■ WHAT THIS TASK INVOLVES ■
Each line below should be retyped exactly, with no pictures.

■ RECORDS PROVIDED ■

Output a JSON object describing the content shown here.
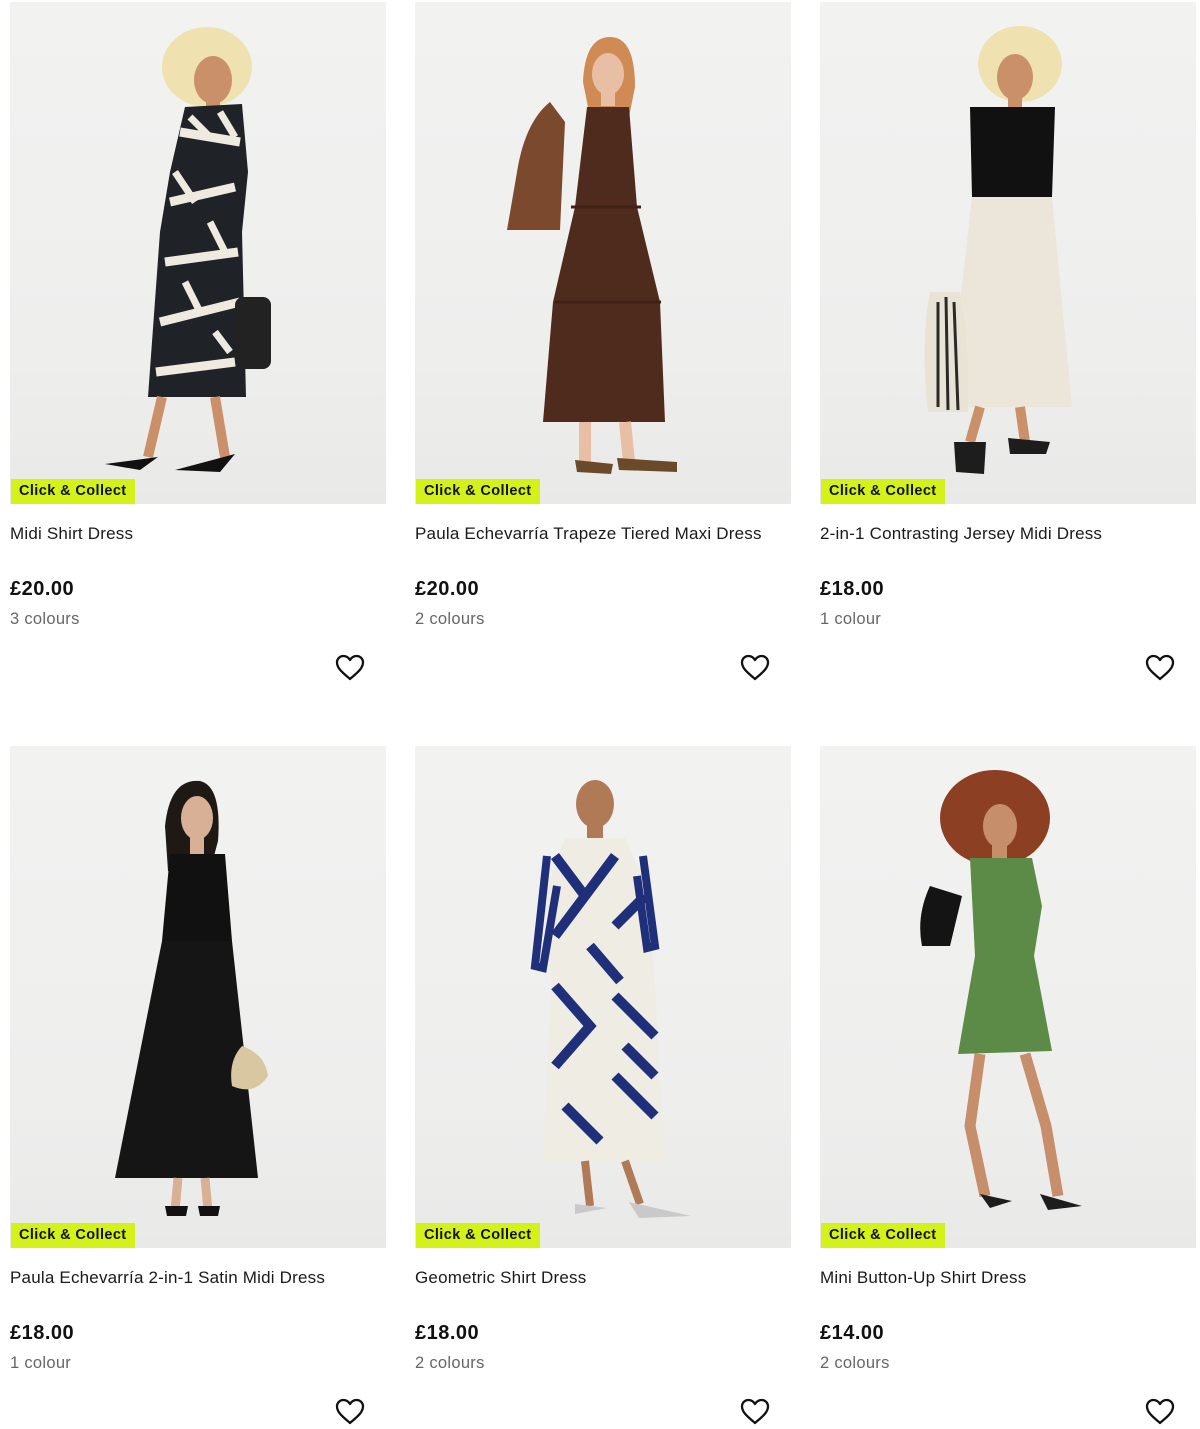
{
  "products": [
    {
      "badge": "Click & Collect",
      "name": "Midi Shirt Dress",
      "price": "£20.00",
      "colours": "3 colours"
    },
    {
      "badge": "Click & Collect",
      "name": "Paula Echevarría Trapeze Tiered Maxi Dress",
      "price": "£20.00",
      "colours": "2 colours"
    },
    {
      "badge": "Click & Collect",
      "name": "2-in-1 Contrasting Jersey Midi Dress",
      "price": "£18.00",
      "colours": "1 colour"
    },
    {
      "badge": "Click & Collect",
      "name": "Paula Echevarría 2-in-1 Satin Midi Dress",
      "price": "£18.00",
      "colours": "1 colour"
    },
    {
      "badge": "Click & Collect",
      "name": "Geometric Shirt Dress",
      "price": "£18.00",
      "colours": "2 colours"
    },
    {
      "badge": "Click & Collect",
      "name": "Mini Button-Up Shirt Dress",
      "price": "£14.00",
      "colours": "2 colours"
    }
  ],
  "icons": {
    "wishlist": "heart-outline-icon"
  },
  "colors": {
    "badge_bg": "#d4f11a",
    "price": "#111111",
    "colours_text": "#666666"
  }
}
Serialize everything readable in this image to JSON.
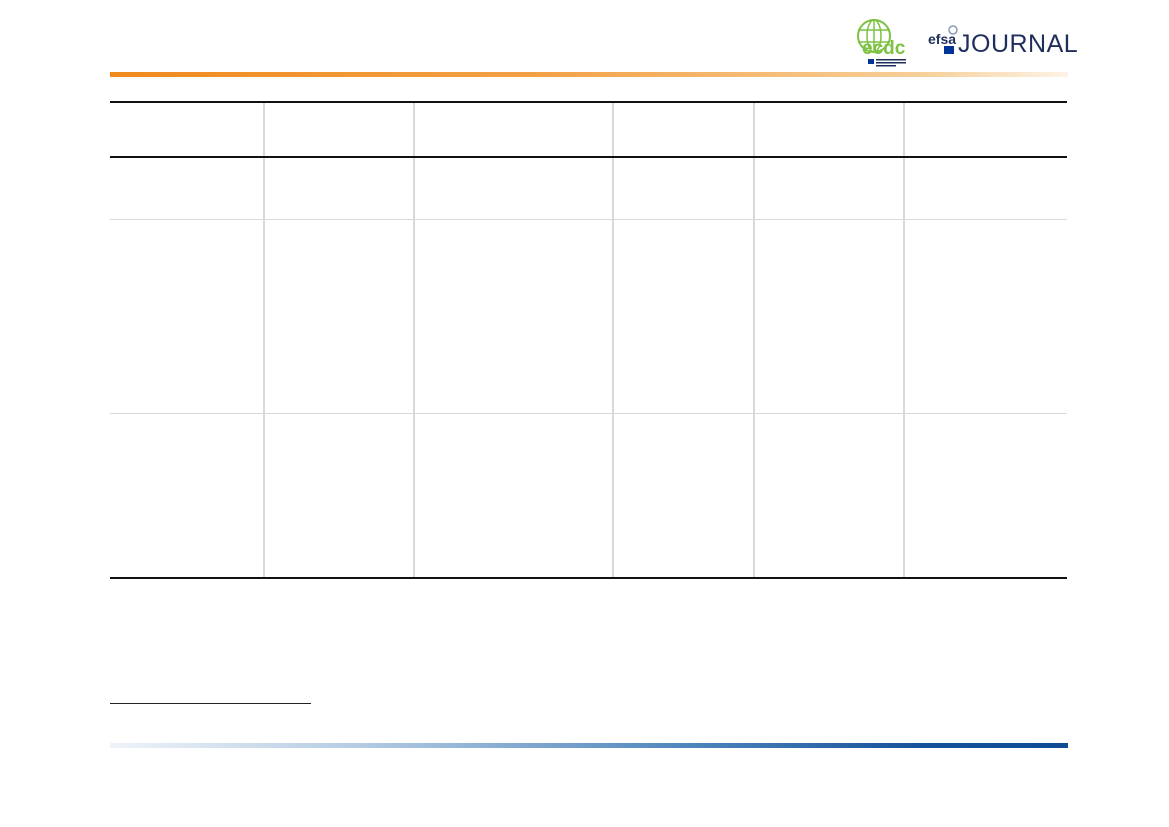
{
  "header": {
    "ecdc_logo": {
      "icon": "ecdc-globe-logo",
      "wordmark": "ecdc",
      "colors": {
        "globe": "#7dc242",
        "text": "#1f2f5c",
        "flag": "#003399"
      }
    },
    "efsa_logo": {
      "icon": "efsa-journal-logo",
      "wordmark": "efsa",
      "journal_label": "JOURNAL",
      "colors": {
        "text": "#1f2f5c",
        "flag": "#003399"
      }
    },
    "accent_bar_color": "#f08a1c"
  },
  "table": {
    "columns": [
      "",
      "",
      "",
      "",
      "",
      ""
    ],
    "rows": [
      [
        "",
        "",
        "",
        "",
        "",
        ""
      ],
      [
        "",
        "",
        "",
        "",
        "",
        ""
      ],
      [
        "",
        "",
        "",
        "",
        "",
        ""
      ]
    ]
  },
  "footer": {
    "accent_bar_color": "#0f4c96"
  }
}
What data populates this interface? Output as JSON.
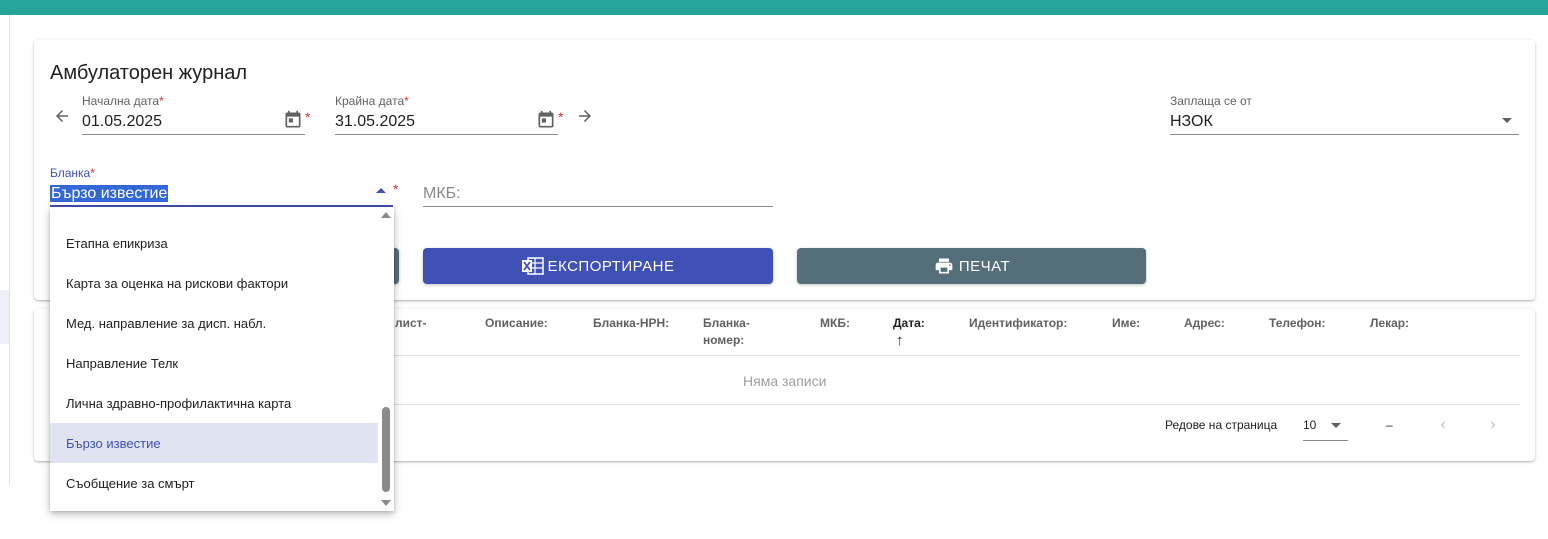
{
  "page": {
    "title": "Амбулаторен журнал"
  },
  "filters": {
    "start_date": {
      "label": "Начална дата",
      "required": "*",
      "value": "01.05.2025"
    },
    "end_date": {
      "label": "Крайна дата",
      "required": "*",
      "value": "31.05.2025"
    },
    "payer": {
      "label": "Заплаща се от",
      "value": "НЗОК"
    },
    "form": {
      "label": "Бланка",
      "required": "*",
      "value": "Бързо известие"
    },
    "mkb": {
      "placeholder": "МКБ:"
    }
  },
  "buttons": {
    "export_label": "ЕКСПОРТИРАНЕ",
    "print_label": "ПЕЧАТ"
  },
  "table": {
    "columns": [
      "лист-",
      "Описание:",
      "Бланка-НРН:",
      "Бланка-номер:",
      "МКБ:",
      "Дата:",
      "Идентификатор:",
      "Име:",
      "Адрес:",
      "Телефон:",
      "Лекар:"
    ],
    "col_blanka_nomer_line1": "Бланка-",
    "col_blanka_nomer_line2": "номер:",
    "sort_indicator": "↑",
    "empty_text": "Няма записи"
  },
  "pagination": {
    "rows_label": "Редове на страница",
    "rows_value": "10",
    "range": "–"
  },
  "dropdown": {
    "options": [
      "Етапна епикриза",
      "Карта за оценка на рискови фактори",
      "Мед. направление за дисп. набл.",
      "Направление Телк",
      "Лична здравно-профилактична карта",
      "Бързо известие",
      "Съобщение за смърт"
    ],
    "selected": "Бързо известие"
  },
  "colors": {
    "topbar": "#26a69a",
    "primary": "#3f51b5",
    "print_button": "#546e7a",
    "required": "#d32f2f"
  }
}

■ SOLUTION ■
Output a JSON object describing the content shown here.
{
  "products": [
    {
      "badge": "Click & Collect",
      "name": "Midi Shirt Dress",
      "price": "£20.00",
      "colours": "3 colours"
    },
    {
      "badge": "Click & Collect",
      "name": "Paula Echevarría Trapeze Tiered Maxi Dress",
      "price": "£20.00",
      "colours": "2 colours"
    },
    {
      "badge": "Click & Collect",
      "name": "2-in-1 Contrasting Jersey Midi Dress",
      "price": "£18.00",
      "colours": "1 colour"
    },
    {
      "badge": "Click & Collect",
      "name": "Paula Echevarría 2-in-1 Satin Midi Dress",
      "price": "£18.00",
      "colours": "1 colour"
    },
    {
      "badge": "Click & Collect",
      "name": "Geometric Shirt Dress",
      "price": "£18.00",
      "colours": "2 colours"
    },
    {
      "badge": "Click & Collect",
      "name": "Mini Button-Up Shirt Dress",
      "price": "£14.00",
      "colours": "2 colours"
    }
  ],
  "icons": {
    "wishlist": "heart-outline-icon"
  },
  "colors": {
    "badge_bg": "#d4f11a",
    "price": "#111111",
    "colours_text": "#666666"
  }
}
Serialize everything readable in this image to JSON.
{
  "header": {
    "ecdc_logo": {
      "icon": "ecdc-globe-logo",
      "wordmark": "ecdc",
      "colors": {
        "globe": "#7dc242",
        "text": "#1f2f5c",
        "flag": "#003399"
      }
    },
    "efsa_logo": {
      "icon": "efsa-journal-logo",
      "wordmark": "efsa",
      "journal_label": "JOURNAL",
      "colors": {
        "text": "#1f2f5c",
        "flag": "#003399"
      }
    },
    "accent_bar_color": "#f08a1c"
  },
  "table": {
    "columns": [
      "",
      "",
      "",
      "",
      "",
      ""
    ],
    "rows": [
      [
        "",
        "",
        "",
        "",
        "",
        ""
      ],
      [
        "",
        "",
        "",
        "",
        "",
        ""
      ],
      [
        "",
        "",
        "",
        "",
        "",
        ""
      ]
    ]
  },
  "footer": {
    "accent_bar_color": "#0f4c96"
  }
}
What data populates this interface? Output as JSON.
{
  "page": {
    "title": "Амбулаторен журнал"
  },
  "filters": {
    "start_date": {
      "label": "Начална дата",
      "required": "*",
      "value": "01.05.2025"
    },
    "end_date": {
      "label": "Крайна дата",
      "required": "*",
      "value": "31.05.2025"
    },
    "payer": {
      "label": "Заплаща се от",
      "value": "НЗОК"
    },
    "form": {
      "label": "Бланка",
      "required": "*",
      "value": "Бързо известие"
    },
    "mkb": {
      "placeholder": "МКБ:"
    }
  },
  "buttons": {
    "export_label": "ЕКСПОРТИРАНЕ",
    "print_label": "ПЕЧАТ"
  },
  "table": {
    "columns": [
      "лист-",
      "Описание:",
      "Бланка-НРН:",
      "Бланка-номер:",
      "МКБ:",
      "Дата:",
      "Идентификатор:",
      "Име:",
      "Адрес:",
      "Телефон:",
      "Лекар:"
    ],
    "col_blanka_nomer_line1": "Бланка-",
    "col_blanka_nomer_line2": "номер:",
    "sort_indicator": "↑",
    "empty_text": "Няма записи"
  },
  "pagination": {
    "rows_label": "Редове на страница",
    "rows_value": "10",
    "range": "–"
  },
  "dropdown": {
    "options": [
      "Етапна епикриза",
      "Карта за оценка на рискови фактори",
      "Мед. направление за дисп. набл.",
      "Направление Телк",
      "Лична здравно-профилактична карта",
      "Бързо известие",
      "Съобщение за смърт"
    ],
    "selected": "Бързо известие"
  },
  "colors": {
    "topbar": "#26a69a",
    "primary": "#3f51b5",
    "print_button": "#546e7a",
    "required": "#d32f2f"
  }
}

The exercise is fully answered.